START Data extract

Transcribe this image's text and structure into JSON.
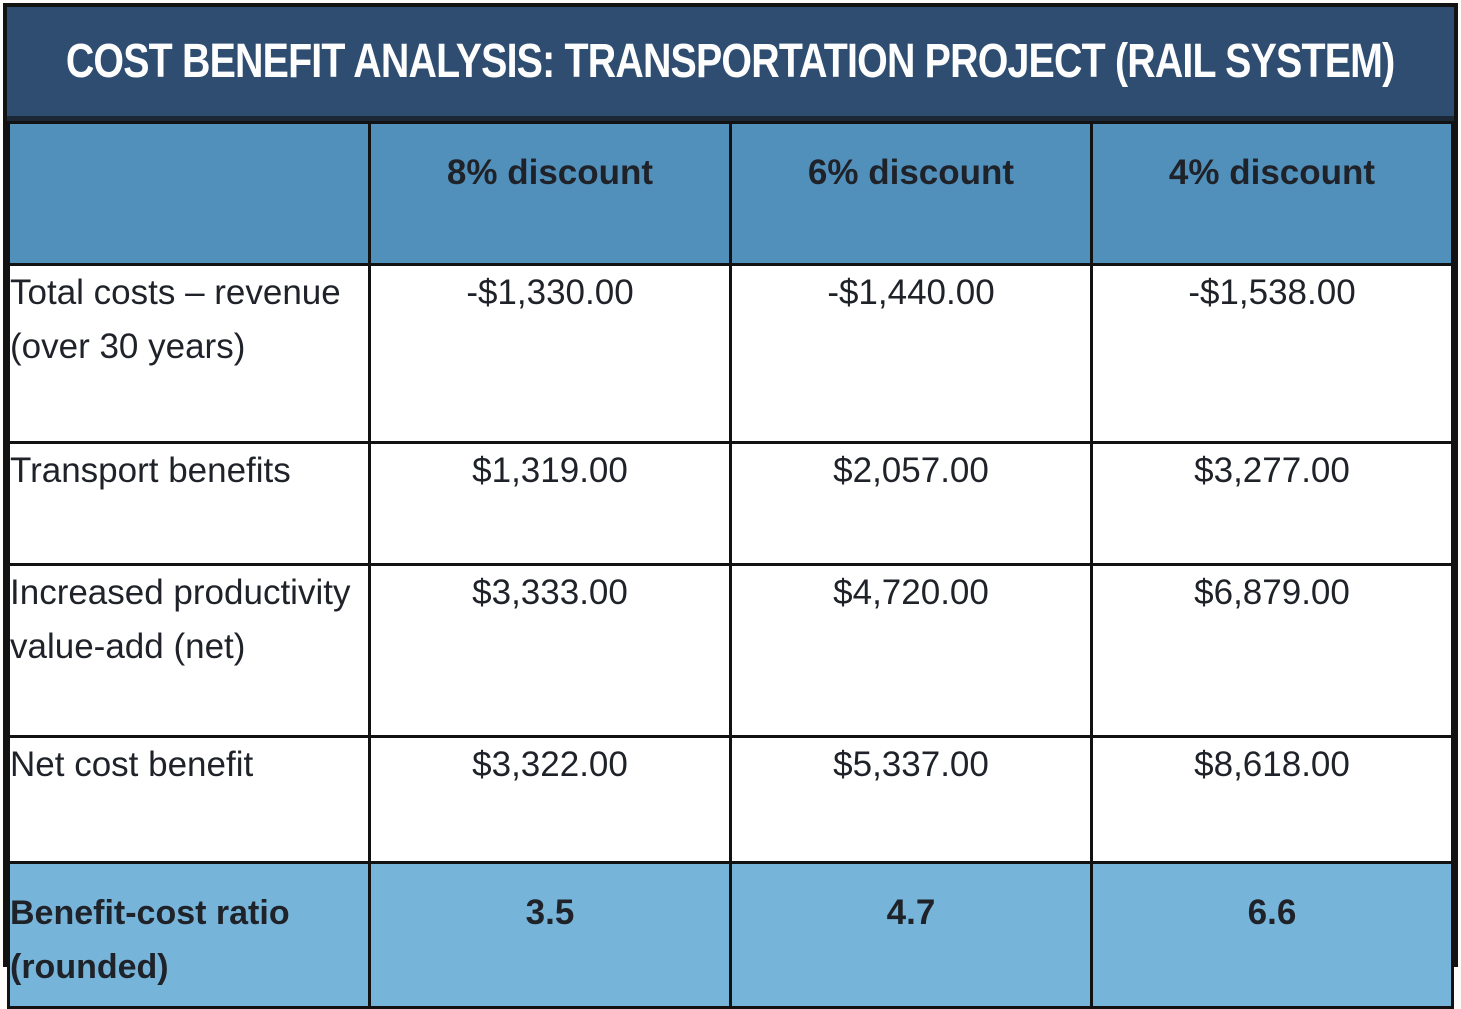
{
  "table": {
    "title": "COST BENEFIT ANALYSIS: TRANSPORTATION PROJECT (RAIL SYSTEM)",
    "columns": [
      "",
      "8% discount",
      "6% discount",
      "4% discount"
    ],
    "rows": [
      {
        "label": "Total costs – revenue (over 30 years)",
        "values": [
          "-$1,330.00",
          "-$1,440.00",
          "-$1,538.00"
        ]
      },
      {
        "label": "Transport benefits",
        "values": [
          "$1,319.00",
          "$2,057.00",
          "$3,277.00"
        ]
      },
      {
        "label": "Increased productivity value-add (net)",
        "values": [
          "$3,333.00",
          "$4,720.00",
          "$6,879.00"
        ]
      },
      {
        "label": "Net cost benefit",
        "values": [
          "$3,322.00",
          "$5,337.00",
          "$8,618.00"
        ]
      }
    ],
    "footer": {
      "label": "Benefit-cost ratio (rounded)",
      "values": [
        "3.5",
        "4.7",
        "6.6"
      ]
    }
  },
  "chart_data": {
    "type": "table",
    "title": "COST BENEFIT ANALYSIS: TRANSPORTATION PROJECT (RAIL SYSTEM)",
    "columns": [
      "8% discount",
      "6% discount",
      "4% discount"
    ],
    "rows": [
      {
        "label": "Total costs – revenue (over 30 years)",
        "values": [
          -1330.0,
          -1440.0,
          -1538.0
        ],
        "unit": "USD"
      },
      {
        "label": "Transport benefits",
        "values": [
          1319.0,
          2057.0,
          3277.0
        ],
        "unit": "USD"
      },
      {
        "label": "Increased productivity value-add (net)",
        "values": [
          3333.0,
          4720.0,
          6879.0
        ],
        "unit": "USD"
      },
      {
        "label": "Net cost benefit",
        "values": [
          3322.0,
          5337.0,
          8618.0
        ],
        "unit": "USD"
      },
      {
        "label": "Benefit-cost ratio (rounded)",
        "values": [
          3.5,
          4.7,
          6.6
        ],
        "unit": "ratio"
      }
    ]
  },
  "colors": {
    "title-bg": "#2e4d70",
    "title-sep": "#1c2836",
    "header-bg": "#5290bc",
    "footer-bg": "#76b4d9",
    "grid": "#121212",
    "ink": "#1f2329",
    "title-ink": "#fdfdfd",
    "cell-bg": "#ffffff",
    "page-bg": "#fdfcfb"
  }
}
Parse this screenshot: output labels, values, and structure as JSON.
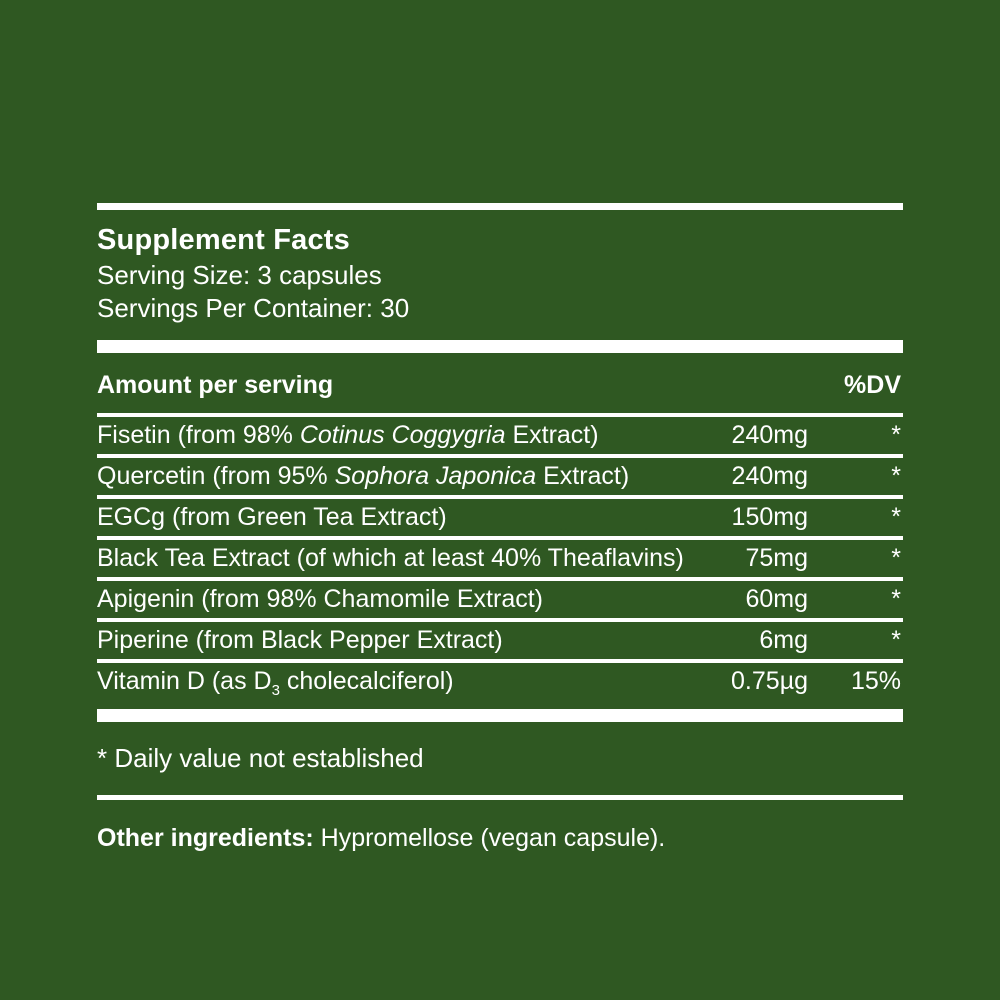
{
  "label": {
    "title": "Supplement Facts",
    "serving_size": "Serving Size: 3 capsules",
    "servings_per_container": "Servings Per Container: 30",
    "columns": {
      "amount_header": "Amount per serving",
      "dv_header": "%DV"
    },
    "rows": [
      {
        "pre": "Fisetin (from 98% ",
        "italic": "Cotinus Coggygria",
        "sub": "",
        "post": " Extract)",
        "amount": "240mg",
        "dv": "*"
      },
      {
        "pre": "Quercetin (from 95% ",
        "italic": "Sophora Japonica",
        "sub": "",
        "post": " Extract)",
        "amount": "240mg",
        "dv": "*"
      },
      {
        "pre": "EGCg (from Green Tea Extract)",
        "italic": "",
        "sub": "",
        "post": "",
        "amount": "150mg",
        "dv": "*"
      },
      {
        "pre": "Black Tea Extract (of which at least 40% Theaflavins)",
        "italic": "",
        "sub": "",
        "post": "",
        "amount": "75mg",
        "dv": "*"
      },
      {
        "pre": "Apigenin (from 98% Chamomile Extract)",
        "italic": "",
        "sub": "",
        "post": "",
        "amount": "60mg",
        "dv": "*"
      },
      {
        "pre": "Piperine (from Black Pepper Extract)",
        "italic": "",
        "sub": "",
        "post": "",
        "amount": "6mg",
        "dv": "*"
      },
      {
        "pre": "Vitamin D (as D",
        "italic": "",
        "sub": "3",
        "post": " cholecalciferol)",
        "amount": "0.75µg",
        "dv": "15%"
      }
    ],
    "footnote": "* Daily value not established",
    "other_ingredients_label": "Other ingredients:",
    "other_ingredients_text": " Hypromellose (vegan capsule).",
    "colors": {
      "background": "#2F5822",
      "text": "#FFFFFF"
    }
  }
}
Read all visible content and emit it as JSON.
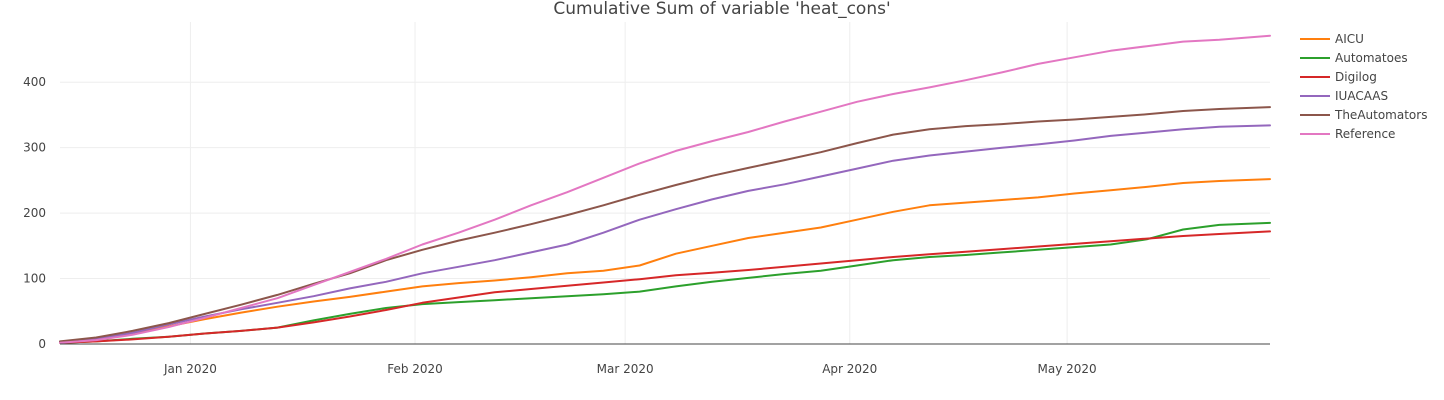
{
  "chart_data": {
    "type": "line",
    "title": "Cumulative Sum of variable 'heat_cons'",
    "xlabel": "",
    "ylabel": "",
    "x_range": [
      "2019-12-14",
      "2020-05-29"
    ],
    "ylim": [
      0,
      492
    ],
    "grid": true,
    "legend_position": "top-right",
    "x_ticks": [
      {
        "date": "2020-01-01",
        "label": "Jan 2020"
      },
      {
        "date": "2020-02-01",
        "label": "Feb 2020"
      },
      {
        "date": "2020-03-01",
        "label": "Mar 2020"
      },
      {
        "date": "2020-04-01",
        "label": "Apr 2020"
      },
      {
        "date": "2020-05-01",
        "label": "May 2020"
      }
    ],
    "y_ticks": [
      0,
      100,
      200,
      300,
      400
    ],
    "x": [
      "2019-12-14",
      "2019-12-19",
      "2019-12-24",
      "2019-12-29",
      "2020-01-03",
      "2020-01-08",
      "2020-01-13",
      "2020-01-18",
      "2020-01-23",
      "2020-01-28",
      "2020-02-02",
      "2020-02-07",
      "2020-02-12",
      "2020-02-17",
      "2020-02-22",
      "2020-02-27",
      "2020-03-03",
      "2020-03-08",
      "2020-03-13",
      "2020-03-18",
      "2020-03-23",
      "2020-03-28",
      "2020-04-02",
      "2020-04-07",
      "2020-04-12",
      "2020-04-17",
      "2020-04-22",
      "2020-04-27",
      "2020-05-02",
      "2020-05-07",
      "2020-05-12",
      "2020-05-17",
      "2020-05-22",
      "2020-05-29"
    ],
    "series": [
      {
        "name": "AICU",
        "color": "#ff7f0e",
        "values": [
          3,
          8,
          17,
          27,
          38,
          48,
          57,
          65,
          72,
          80,
          88,
          93,
          97,
          102,
          108,
          112,
          120,
          138,
          150,
          162,
          170,
          178,
          190,
          202,
          212,
          216,
          220,
          224,
          230,
          235,
          240,
          246,
          249,
          252
        ]
      },
      {
        "name": "Automatoes",
        "color": "#2ca02c",
        "values": [
          2,
          4,
          8,
          11,
          16,
          20,
          25,
          36,
          46,
          55,
          61,
          64,
          67,
          70,
          73,
          76,
          80,
          88,
          95,
          101,
          107,
          112,
          120,
          128,
          133,
          136,
          140,
          144,
          148,
          152,
          160,
          175,
          182,
          185
        ]
      },
      {
        "name": "Digilog",
        "color": "#d62728",
        "values": [
          2,
          4,
          7,
          11,
          16,
          20,
          25,
          33,
          42,
          52,
          63,
          71,
          79,
          84,
          89,
          94,
          99,
          105,
          109,
          113,
          118,
          123,
          128,
          133,
          137,
          141,
          145,
          149,
          153,
          157,
          161,
          165,
          168,
          172
        ]
      },
      {
        "name": "IUACAAS",
        "color": "#9467bd",
        "values": [
          3,
          8,
          17,
          30,
          42,
          53,
          63,
          73,
          85,
          95,
          108,
          118,
          128,
          140,
          152,
          170,
          190,
          206,
          221,
          234,
          244,
          256,
          268,
          280,
          288,
          294,
          300,
          305,
          311,
          318,
          323,
          328,
          332,
          334
        ]
      },
      {
        "name": "TheAutomators",
        "color": "#8c564b",
        "values": [
          4,
          10,
          20,
          32,
          46,
          60,
          75,
          92,
          108,
          128,
          144,
          158,
          170,
          183,
          197,
          212,
          228,
          243,
          257,
          269,
          281,
          293,
          307,
          320,
          328,
          333,
          336,
          340,
          343,
          347,
          351,
          356,
          359,
          362
        ]
      },
      {
        "name": "Reference",
        "color": "#e377c2",
        "values": [
          2,
          6,
          14,
          26,
          40,
          55,
          70,
          90,
          110,
          130,
          152,
          170,
          190,
          212,
          232,
          254,
          276,
          295,
          310,
          324,
          340,
          355,
          370,
          382,
          392,
          403,
          415,
          428,
          438,
          448,
          455,
          462,
          465,
          471
        ]
      }
    ]
  }
}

END Data extract

Short exercise: Determine how many of the lines above hold the word "structure", and output that number by itself.

Completed task: 2